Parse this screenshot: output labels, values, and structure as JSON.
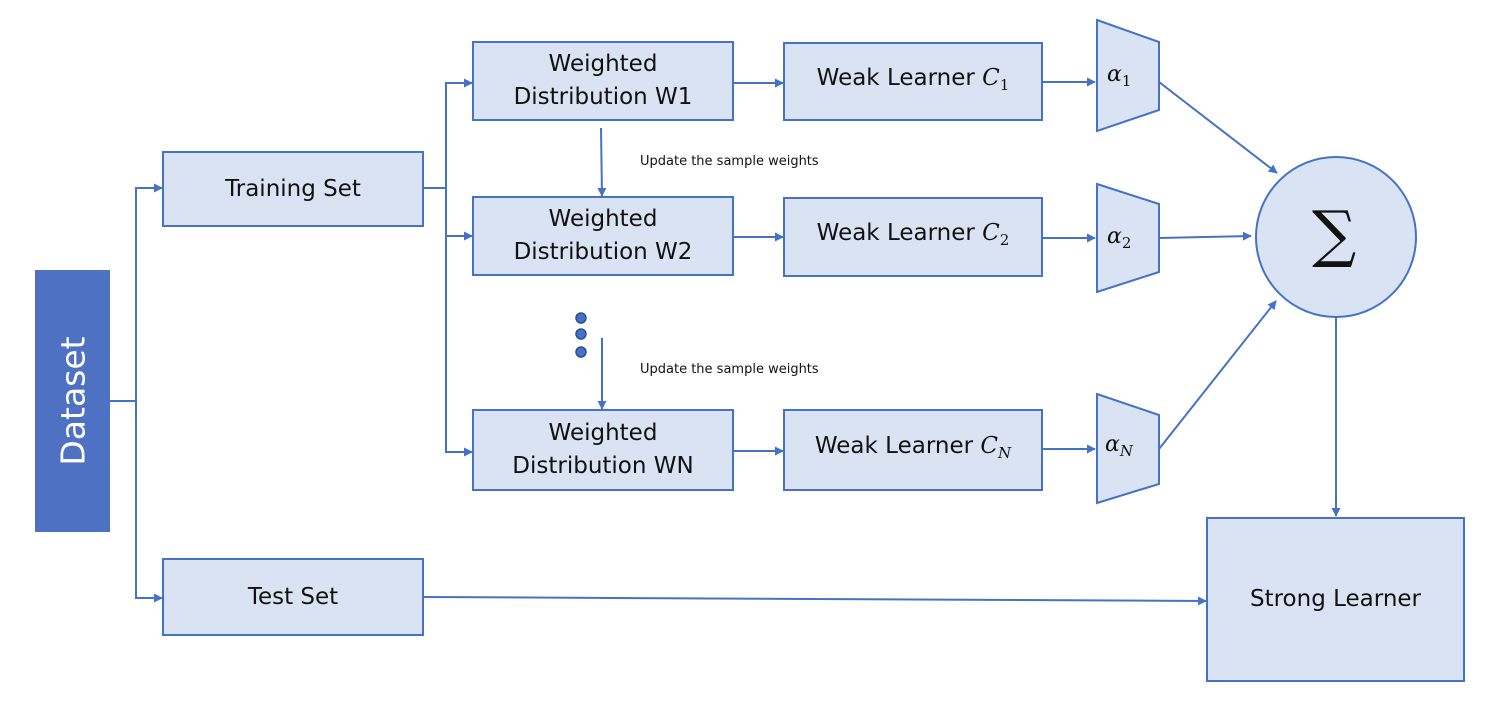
{
  "colors": {
    "fill": "#dae3f3",
    "stroke": "#4472c4",
    "dataset": "#4f71c4"
  },
  "dataset": {
    "label": "Dataset"
  },
  "training_set": {
    "label": "Training Set"
  },
  "test_set": {
    "label": "Test Set"
  },
  "distributions": [
    {
      "label": "Weighted\nDistribution W1"
    },
    {
      "label": "Weighted\nDistribution W2"
    },
    {
      "label": "Weighted\nDistribution WN"
    }
  ],
  "learners": [
    {
      "prefix": "Weak Learner ",
      "symbol": "C",
      "subscript": "1"
    },
    {
      "prefix": "Weak Learner ",
      "symbol": "C",
      "subscript": "2"
    },
    {
      "prefix": "Weak Learner ",
      "symbol": "C",
      "subscript": "N"
    }
  ],
  "weights": [
    {
      "symbol": "α",
      "subscript": "1"
    },
    {
      "symbol": "α",
      "subscript": "2"
    },
    {
      "symbol": "α",
      "subscript": "N"
    }
  ],
  "update_notes": [
    "Update the sample weights",
    "Update the sample weights"
  ],
  "sum_symbol": "∑",
  "strong_learner": {
    "label": "Strong Learner"
  }
}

|---|

▶ [Work to do]: Retype the whole listing exactly and leave the pictures out.

▶ [Reply to the task]:
Parse this screenshot: output labels, values, and structure as JSON.
{
  "colors": {
    "fill": "#dae3f3",
    "stroke": "#4472c4",
    "dataset": "#4f71c4"
  },
  "dataset": {
    "label": "Dataset"
  },
  "training_set": {
    "label": "Training Set"
  },
  "test_set": {
    "label": "Test Set"
  },
  "distributions": [
    {
      "label": "Weighted\nDistribution W1"
    },
    {
      "label": "Weighted\nDistribution W2"
    },
    {
      "label": "Weighted\nDistribution WN"
    }
  ],
  "learners": [
    {
      "prefix": "Weak Learner ",
      "symbol": "C",
      "subscript": "1"
    },
    {
      "prefix": "Weak Learner ",
      "symbol": "C",
      "subscript": "2"
    },
    {
      "prefix": "Weak Learner ",
      "symbol": "C",
      "subscript": "N"
    }
  ],
  "weights": [
    {
      "symbol": "α",
      "subscript": "1"
    },
    {
      "symbol": "α",
      "subscript": "2"
    },
    {
      "symbol": "α",
      "subscript": "N"
    }
  ],
  "update_notes": [
    "Update the sample weights",
    "Update the sample weights"
  ],
  "sum_symbol": "∑",
  "strong_learner": {
    "label": "Strong Learner"
  }
}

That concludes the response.